Work to do ::
Copy out the entries in full and with complete accuracy; pictures are excluded.

Dataset records ::
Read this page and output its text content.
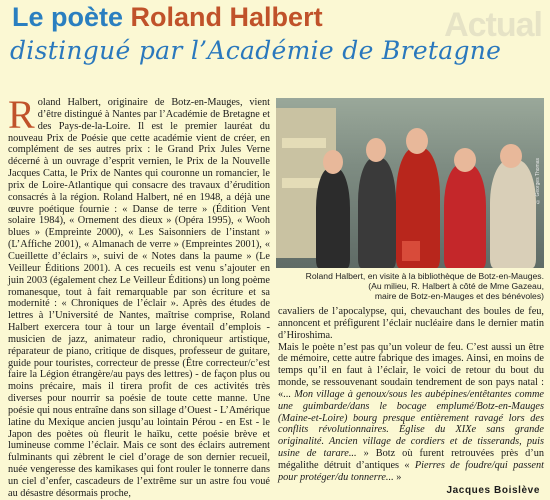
Actual
Le poète Roland Halbert
distingué par l’Académie de Bretagne
R oland Halbert, originaire de Botz-en-Mauges, vient d’être distingué à Nantes par l’Académie de Bretagne et des Pays-de-la-Loire. Il est le premier lauréat du nouveau Prix de Poésie que cette académie vient de créer, en complément de ses autres prix : le Grand Prix Jules Verne décerné à un ouvrage d’esprit vernien, le Prix de la Nouvelle Jacques Catta, le Prix de Nantes qui couronne un romancier, le prix de Loire-Atlantique qui consacre des travaux d’érudition consacrés à la région. Roland Halbert, né en 1948, a déjà une œuvre poétique fournie : « Danse de terre » (Édition Vent solaire 1984), « Ornement des dieux » (Opéra 1995), « Wooh blues » (Empreinte 2000), « Les Saisonniers de l’instant » (L’Affiche 2001), « Almanach de verre » (Empreintes 2001), « Cueillette d’éclairs », suivi de « Notes dans la paume » (Le Veilleur Éditions 2001). A ces recueils est venu s’ajouter en juin 2003 (également chez Le Veilleur Éditions) un long poème romanesque, tout à fait remarquable par son écriture et sa modernité : « Chroniques de l’éclair ». Après des études de lettres à l’Université de Nantes, maîtrise comprise, Roland Halbert exercera tour à tour un large éventail d’emplois - musicien de jazz, animateur radio, chroniqueur artistique, réparateur de piano, critique de disques, professeur de guitare, guide pour touristes, correcteur de presse (Être correcteur/c’est faire la Légion étrangère/au pays des lettres) - de façon plus ou moins précaire, mais il tirera profit de ces activités très diverses pour nourrir sa poésie de toute cette manne. Une poésie qui nous entraîne dans son sillage d’Ouest - L’Amérique latine du Mexique ancien jusqu’au lointain Pérou - en Est - le Japon des poètes où fleurit le haïku, cette poésie brève et lumineuse comme l’éclair. Mais ce sont des éclairs autrement fulminants qui zèbrent le ciel d’orage de son dernier recueil, nuée vengeresse des kamikases qui font rouler le tonnerre dans un ciel d’enfer, cascadeurs de l’extrême sur un astre fou voué au désastre désormais proche,

© Georges Thomas
Roland Halbert, en visite à la bibliothèque de Botz-en-Mauges.
(Au milieu, R. Halbert à côté de Mme Gazeau,
maire de Botz-en-Mauges et des bénévoles)

cavaliers de l’apocalypse, qui, chevauchant des boules de feu, annoncent et préfigurent l’éclair nucléaire dans le dernier matin d’Hiroshima.

Mais le poète n’est pas qu’un voleur de feu. C’est aussi un être de mémoire, cette autre fabrique des images. Ainsi, en moins de temps qu’il en faut à l’éclair, le voici de retour du bout du monde, se ressouvenant soudain tendrement de son pays natal : «... Mon village à genoux/sous les aubépines/entêtantes comme une guimbarde/dans le bocage emplumé/Botz-en-Mauges (Maine-et-Loire) bourg presque entièrement ravagé lors des conflits révolutionnaires. Église du XIXe sans grande originalité. Ancien village de cordiers et de tisserands, puis usine de tarare... » Botz où furent retrouvées près d’un mégalithe détruit d’antiques « Pierres de foudre/qui passent pour protéger/du tonnerre... »

Jacques Boislève
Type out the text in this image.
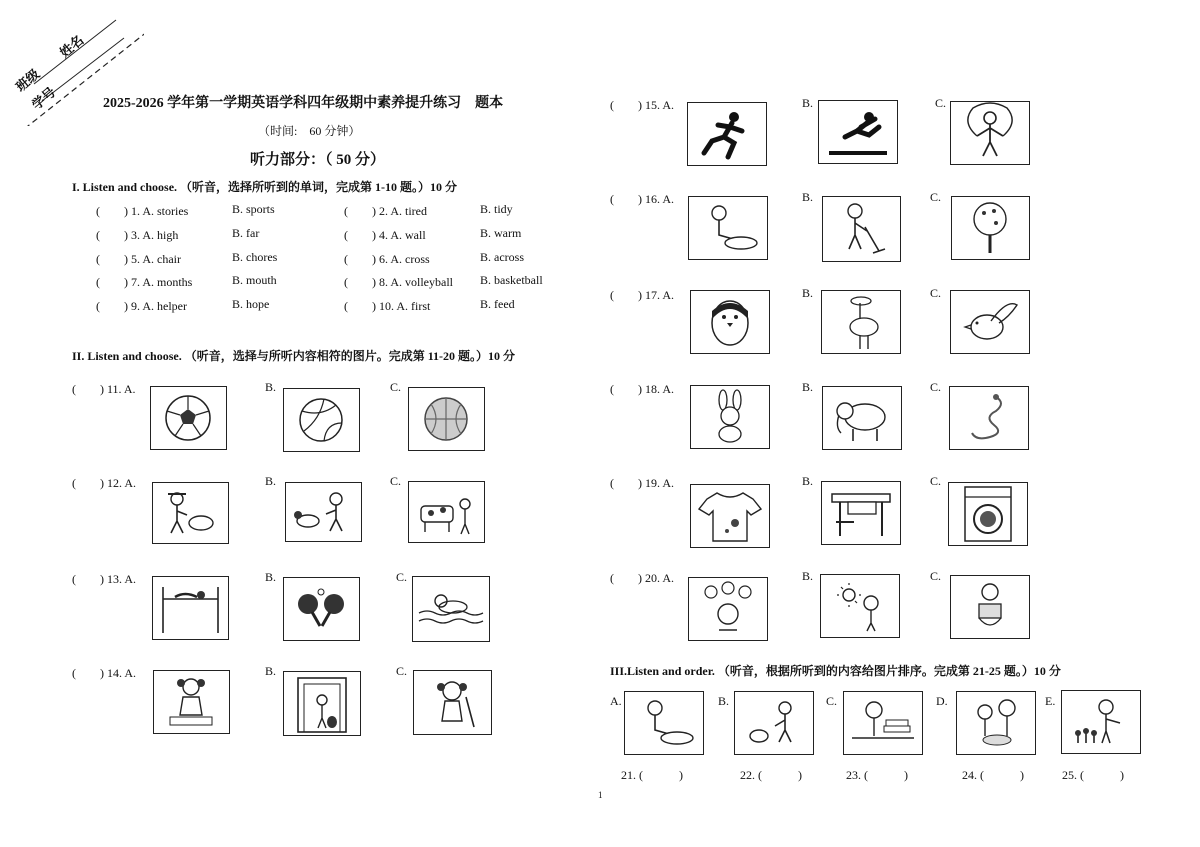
班级
姓名
学号	2025-2026 学年第一学期英语学科四年级期中素养提升练习　题本
（时间:　60 分钟）
听力部分：（ 50 分）
I. Listen and choose. （听音，选择所听到的单词，完成第 1-10 题。）10 分
(　　) 1. A. stories	B. sports	(　　) 2. A. tired	B. tidy
(　　) 3. A. high	B. far	(　　) 4. A. wall	B. warm
(　　) 5. A. chair	B. chores	(　　) 6. A. cross	B. across
(　　) 7. A. months	B. mouth	(　　) 8. A. volleyball B. basketball
(　　) 9. A. helper	B. hope	(　　) 10. A. first	B. feed
II. Listen and choose. （听音，选择与所听内容相符的图片。完成第 11-20 题。）10 分
(　　) 11. A.	B.	C.
(　　) 12. A.	B.	C.
(　　) 13. A.	B.	C.
(　　) 14. A.	B.	C.
(　　) 15. A.	B.	C.
(　　) 16. A.	B.	C.
(　　) 17. A.	B.	C.
(　　) 18. A.	B.	C.
(　　) 19. A.	B.	C.
(　　) 20. A.	B.	C.
III.Listen and order. （听音，根据所听到的内容给图片排序。完成第 21-25 题。）10 分
A.	B.	C.	D.	E.
21. (　　　)	22. (　　　)	23. (　　　)	24. (　　　)	25. (　　　)
1
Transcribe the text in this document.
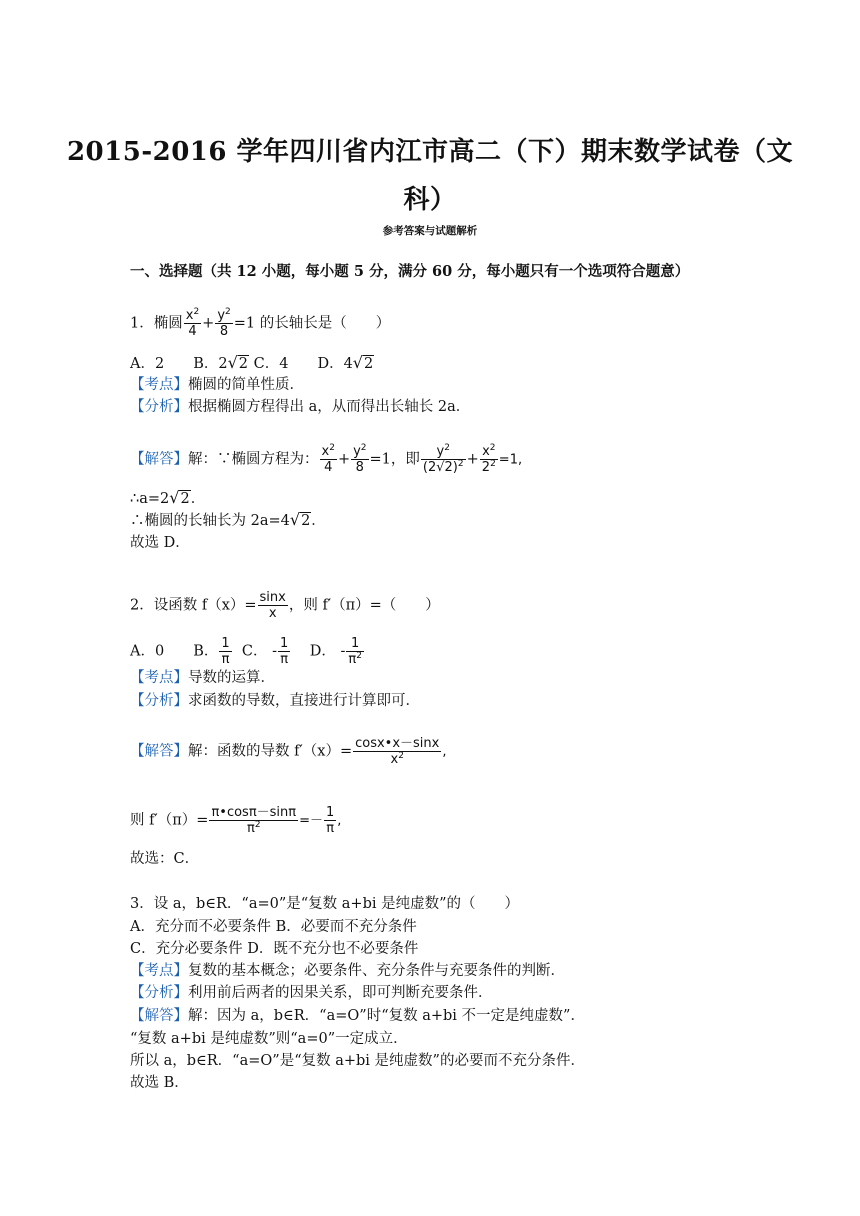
2015-2016 学年四川省内江市高二（下）期末数学试卷（文
科）
参考答案与试题解析
一、选择题（共 12 小题，每小题 5 分，满分 60 分，每小题只有一个选项符合题意）
1．椭圆 $\frac{x^2}{4} + \frac{y^2}{8} =1$ 的长轴长是（　　）
A．2　　B．2√2 C．4　　D．4√2
【考点】椭圆的简单性质．
【分析】根据椭圆方程得出 a，从而得出长轴长 2a．
【解答】解：∵椭圆方程为： $\frac{x^2}{4} + \frac{y^2}{8} =1$，即 $\frac{y^2}{(2√2)^2} + \frac{x^2}{2^2} =1$,
∴a=2√2．
∴椭圆的长轴长为 2a=4√2．
故选 D．
2．设函数 $f(x)= \frac{\sin x}{x}$ ，则 f′（π）=（　　）
A．0　　B． $\frac{1}{\pi}$ C． - $\frac{1}{\pi}$ D． - $\frac{1}{\pi^2}$
【考点】导数的运算．
【分析】求函数的导数，直接进行计算即可．
【解答】解：函数的导数 $f'(x)= \frac{\cos x•x-\sin x}{x^2}$ ,
则 $f'(\pi)= \frac{\pi•\cos\pi-\sin\pi}{\pi^2} =- \frac{1}{\pi}$ ,
故选：C．
3．设 a，b∈R．“a=0”是“复数 a+bi 是纯虚数”的（　　）
A．充分而不必要条件 B．必要而不充分条件
C．充分必要条件 D．既不充分也不必要条件
【考点】复数的基本概念；必要条件、充分条件与充要条件的判断．
【分析】利用前后两者的因果关系，即可判断充要条件．
【解答】解：因为 a，b∈R．“a=O”时“复数 a+bi 不一定是纯虚数”．
“复数 a+bi 是纯虚数”则“a=0”一定成立．
所以 a，b∈R．“a=O”是“复数 a+bi 是纯虚数”的必要而不充分条件．
故选 B．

The solution ::
Read this page and output its text content.
Actual
Le poète Roland Halbert
distingué par l’Académie de Bretagne
R oland Halbert, originaire de Botz-en-Mauges, vient d’être distingué à Nantes par l’Académie de Bretagne et des Pays-de-la-Loire. Il est le premier lauréat du nouveau Prix de Poésie que cette académie vient de créer, en complément de ses autres prix : le Grand Prix Jules Verne décerné à un ouvrage d’esprit vernien, le Prix de la Nouvelle Jacques Catta, le Prix de Nantes qui couronne un romancier, le prix de Loire-Atlantique qui consacre des travaux d’érudition consacrés à la région. Roland Halbert, né en 1948, a déjà une œuvre poétique fournie : « Danse de terre » (Édition Vent solaire 1984), « Ornement des dieux » (Opéra 1995), « Wooh blues » (Empreinte 2000), « Les Saisonniers de l’instant » (L’Affiche 2001), « Almanach de verre » (Empreintes 2001), « Cueillette d’éclairs », suivi de « Notes dans la paume » (Le Veilleur Éditions 2001). A ces recueils est venu s’ajouter en juin 2003 (également chez Le Veilleur Éditions) un long poème romanesque, tout à fait remarquable par son écriture et sa modernité : « Chroniques de l’éclair ». Après des études de lettres à l’Université de Nantes, maîtrise comprise, Roland Halbert exercera tour à tour un large éventail d’emplois - musicien de jazz, animateur radio, chroniqueur artistique, réparateur de piano, critique de disques, professeur de guitare, guide pour touristes, correcteur de presse (Être correcteur/c’est faire la Légion étrangère/au pays des lettres) - de façon plus ou moins précaire, mais il tirera profit de ces activités très diverses pour nourrir sa poésie de toute cette manne. Une poésie qui nous entraîne dans son sillage d’Ouest - L’Amérique latine du Mexique ancien jusqu’au lointain Pérou - en Est - le Japon des poètes où fleurit le haïku, cette poésie brève et lumineuse comme l’éclair. Mais ce sont des éclairs autrement fulminants qui zèbrent le ciel d’orage de son dernier recueil, nuée vengeresse des kamikases qui font rouler le tonnerre dans un ciel d’enfer, cascadeurs de l’extrême sur un astre fou voué au désastre désormais proche,

© Georges Thomas
Roland Halbert, en visite à la bibliothèque de Botz-en-Mauges.
(Au milieu, R. Halbert à côté de Mme Gazeau,
maire de Botz-en-Mauges et des bénévoles)

cavaliers de l’apocalypse, qui, chevauchant des boules de feu, annoncent et préfigurent l’éclair nucléaire dans le dernier matin d’Hiroshima.

Mais le poète n’est pas qu’un voleur de feu. C’est aussi un être de mémoire, cette autre fabrique des images. Ainsi, en moins de temps qu’il en faut à l’éclair, le voici de retour du bout du monde, se ressouvenant soudain tendrement de son pays natal : «... Mon village à genoux/sous les aubépines/entêtantes comme une guimbarde/dans le bocage emplumé/Botz-en-Mauges (Maine-et-Loire) bourg presque entièrement ravagé lors des conflits révolutionnaires. Église du XIXe sans grande originalité. Ancien village de cordiers et de tisserands, puis usine de tarare... » Botz où furent retrouvées près d’un mégalithe détruit d’antiques « Pierres de foudre/qui passent pour protéger/du tonnerre... »

Jacques Boislève
Type out the text in this image.
班级
姓名
学号	2025-2026 学年第一学期英语学科四年级期中素养提升练习　题本
（时间:　60 分钟）
听力部分：（ 50 分）
I. Listen and choose. （听音，选择所听到的单词，完成第 1-10 题。）10 分
(　　) 1. A. stories	B. sports	(　　) 2. A. tired	B. tidy
(　　) 3. A. high	B. far	(　　) 4. A. wall	B. warm
(　　) 5. A. chair	B. chores	(　　) 6. A. cross	B. across
(　　) 7. A. months	B. mouth	(　　) 8. A. volleyball B. basketball
(　　) 9. A. helper	B. hope	(　　) 10. A. first	B. feed
II. Listen and choose. （听音，选择与所听内容相符的图片。完成第 11-20 题。）10 分
(　　) 11. A.	B.	C.
(　　) 12. A.	B.	C.
(　　) 13. A.	B.	C.
(　　) 14. A.	B.	C.
(　　) 15. A.	B.	C.
(　　) 16. A.	B.	C.
(　　) 17. A.	B.	C.
(　　) 18. A.	B.	C.
(　　) 19. A.	B.	C.
(　　) 20. A.	B.	C.
III.Listen and order. （听音，根据所听到的内容给图片排序。完成第 21-25 题。）10 分
A.	B.	C.	D.	E.
21. (　　　)	22. (　　　)	23. (　　　)	24. (　　　)	25. (　　　)
1
Transcribe the text in this document.
2015-2016 学年四川省内江市高二（下）期末数学试卷（文
科）
参考答案与试题解析
一、选择题（共 12 小题，每小题 5 分，满分 60 分，每小题只有一个选项符合题意）
1．椭圆 $\frac{x^2}{4} + \frac{y^2}{8} =1$ 的长轴长是（　　）
A．2　　B．2√2 C．4　　D．4√2
【考点】椭圆的简单性质．
【分析】根据椭圆方程得出 a，从而得出长轴长 2a．
【解答】解：∵椭圆方程为： $\frac{x^2}{4} + \frac{y^2}{8} =1$，即 $\frac{y^2}{(2√2)^2} + \frac{x^2}{2^2} =1$,
∴a=2√2．
∴椭圆的长轴长为 2a=4√2．
故选 D．
2．设函数 $f(x)= \frac{\sin x}{x}$ ，则 f′（π）=（　　）
A．0　　B． $\frac{1}{\pi}$ C． - $\frac{1}{\pi}$ D． - $\frac{1}{\pi^2}$
【考点】导数的运算．
【分析】求函数的导数，直接进行计算即可．
【解答】解：函数的导数 $f'(x)= \frac{\cos x•x-\sin x}{x^2}$ ,
则 $f'(\pi)= \frac{\pi•\cos\pi-\sin\pi}{\pi^2} =- \frac{1}{\pi}$ ,
故选：C．
3．设 a，b∈R．“a=0”是“复数 a+bi 是纯虚数”的（　　）
A．充分而不必要条件 B．必要而不充分条件
C．充分必要条件 D．既不充分也不必要条件
【考点】复数的基本概念；必要条件、充分条件与充要条件的判断．
【分析】利用前后两者的因果关系，即可判断充要条件．
【解答】解：因为 a，b∈R．“a=O”时“复数 a+bi 不一定是纯虚数”．
“复数 a+bi 是纯虚数”则“a=0”一定成立．
所以 a，b∈R．“a=O”是“复数 a+bi 是纯虚数”的必要而不充分条件．
故选 B．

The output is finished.